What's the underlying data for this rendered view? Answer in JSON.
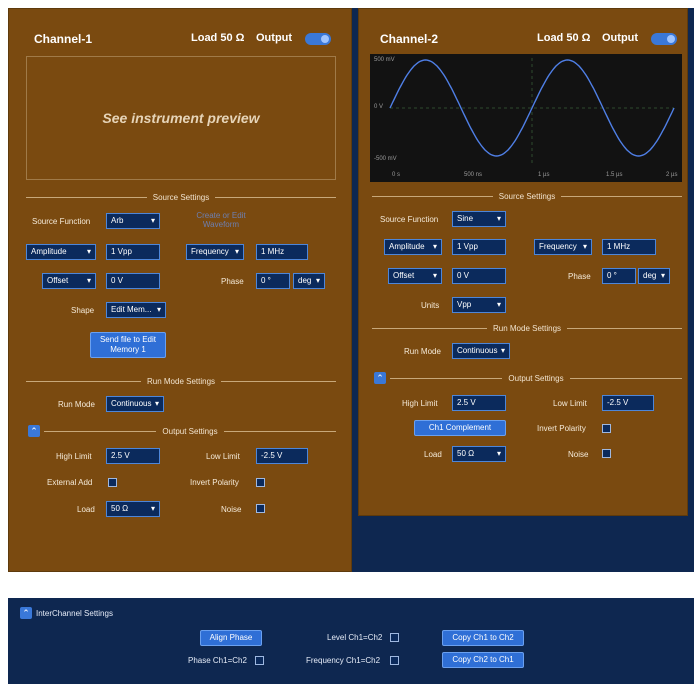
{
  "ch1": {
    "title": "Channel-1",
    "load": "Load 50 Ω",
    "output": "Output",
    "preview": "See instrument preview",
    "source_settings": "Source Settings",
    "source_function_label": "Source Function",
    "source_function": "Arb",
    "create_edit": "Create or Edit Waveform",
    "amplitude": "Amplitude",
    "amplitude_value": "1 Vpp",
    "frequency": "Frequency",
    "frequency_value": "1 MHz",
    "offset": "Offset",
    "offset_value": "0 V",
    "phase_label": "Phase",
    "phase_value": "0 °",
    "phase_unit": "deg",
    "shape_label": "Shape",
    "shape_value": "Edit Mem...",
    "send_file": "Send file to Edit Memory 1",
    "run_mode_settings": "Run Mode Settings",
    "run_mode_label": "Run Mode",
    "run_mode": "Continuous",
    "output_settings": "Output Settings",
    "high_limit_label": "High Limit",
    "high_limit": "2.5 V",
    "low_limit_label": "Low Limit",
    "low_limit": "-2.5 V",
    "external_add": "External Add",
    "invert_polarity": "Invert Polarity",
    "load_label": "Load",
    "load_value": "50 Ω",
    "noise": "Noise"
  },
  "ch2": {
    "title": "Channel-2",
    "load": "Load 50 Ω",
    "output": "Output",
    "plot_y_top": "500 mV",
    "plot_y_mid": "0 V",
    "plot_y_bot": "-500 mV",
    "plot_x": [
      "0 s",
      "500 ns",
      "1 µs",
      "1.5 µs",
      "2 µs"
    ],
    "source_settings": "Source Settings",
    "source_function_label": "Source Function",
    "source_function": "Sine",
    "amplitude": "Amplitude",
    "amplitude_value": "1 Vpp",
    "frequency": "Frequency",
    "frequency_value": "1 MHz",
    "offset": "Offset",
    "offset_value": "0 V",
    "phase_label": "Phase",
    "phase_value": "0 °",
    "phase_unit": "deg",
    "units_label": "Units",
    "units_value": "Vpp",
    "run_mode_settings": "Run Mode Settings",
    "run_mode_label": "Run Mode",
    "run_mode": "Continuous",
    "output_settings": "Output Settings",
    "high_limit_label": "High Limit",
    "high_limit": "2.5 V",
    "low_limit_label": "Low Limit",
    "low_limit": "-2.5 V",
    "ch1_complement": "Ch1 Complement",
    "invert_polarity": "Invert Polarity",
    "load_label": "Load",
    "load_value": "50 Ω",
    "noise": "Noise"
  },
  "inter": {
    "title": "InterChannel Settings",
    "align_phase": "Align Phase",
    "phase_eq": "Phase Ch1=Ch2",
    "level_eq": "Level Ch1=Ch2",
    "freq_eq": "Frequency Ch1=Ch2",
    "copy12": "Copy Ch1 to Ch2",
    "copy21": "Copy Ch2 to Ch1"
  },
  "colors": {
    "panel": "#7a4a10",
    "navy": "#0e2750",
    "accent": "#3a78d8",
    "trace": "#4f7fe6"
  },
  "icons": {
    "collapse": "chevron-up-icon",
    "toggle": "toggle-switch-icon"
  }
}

⁂

▶ [GIVEN INSTRUCTION]
Pictures are not part of the copy; reproduce everything else in the records exactly.

▶ [RESPONSE FOR THIS EXERCISE]
What's the underlying data for this rendered view? Answer in JSON.
{
  "ch1": {
    "title": "Channel-1",
    "load": "Load 50 Ω",
    "output": "Output",
    "preview": "See instrument preview",
    "source_settings": "Source Settings",
    "source_function_label": "Source Function",
    "source_function": "Arb",
    "create_edit": "Create or Edit Waveform",
    "amplitude": "Amplitude",
    "amplitude_value": "1 Vpp",
    "frequency": "Frequency",
    "frequency_value": "1 MHz",
    "offset": "Offset",
    "offset_value": "0 V",
    "phase_label": "Phase",
    "phase_value": "0 °",
    "phase_unit": "deg",
    "shape_label": "Shape",
    "shape_value": "Edit Mem...",
    "send_file": "Send file to Edit Memory 1",
    "run_mode_settings": "Run Mode Settings",
    "run_mode_label": "Run Mode",
    "run_mode": "Continuous",
    "output_settings": "Output Settings",
    "high_limit_label": "High Limit",
    "high_limit": "2.5 V",
    "low_limit_label": "Low Limit",
    "low_limit": "-2.5 V",
    "external_add": "External Add",
    "invert_polarity": "Invert Polarity",
    "load_label": "Load",
    "load_value": "50 Ω",
    "noise": "Noise"
  },
  "ch2": {
    "title": "Channel-2",
    "load": "Load 50 Ω",
    "output": "Output",
    "plot_y_top": "500 mV",
    "plot_y_mid": "0 V",
    "plot_y_bot": "-500 mV",
    "plot_x": [
      "0 s",
      "500 ns",
      "1 µs",
      "1.5 µs",
      "2 µs"
    ],
    "source_settings": "Source Settings",
    "source_function_label": "Source Function",
    "source_function": "Sine",
    "amplitude": "Amplitude",
    "amplitude_value": "1 Vpp",
    "frequency": "Frequency",
    "frequency_value": "1 MHz",
    "offset": "Offset",
    "offset_value": "0 V",
    "phase_label": "Phase",
    "phase_value": "0 °",
    "phase_unit": "deg",
    "units_label": "Units",
    "units_value": "Vpp",
    "run_mode_settings": "Run Mode Settings",
    "run_mode_label": "Run Mode",
    "run_mode": "Continuous",
    "output_settings": "Output Settings",
    "high_limit_label": "High Limit",
    "high_limit": "2.5 V",
    "low_limit_label": "Low Limit",
    "low_limit": "-2.5 V",
    "ch1_complement": "Ch1 Complement",
    "invert_polarity": "Invert Polarity",
    "load_label": "Load",
    "load_value": "50 Ω",
    "noise": "Noise"
  },
  "inter": {
    "title": "InterChannel Settings",
    "align_phase": "Align Phase",
    "phase_eq": "Phase Ch1=Ch2",
    "level_eq": "Level Ch1=Ch2",
    "freq_eq": "Frequency Ch1=Ch2",
    "copy12": "Copy Ch1 to Ch2",
    "copy21": "Copy Ch2 to Ch1"
  },
  "colors": {
    "panel": "#7a4a10",
    "navy": "#0e2750",
    "accent": "#3a78d8",
    "trace": "#4f7fe6"
  },
  "icons": {
    "collapse": "chevron-up-icon",
    "toggle": "toggle-switch-icon"
  }
}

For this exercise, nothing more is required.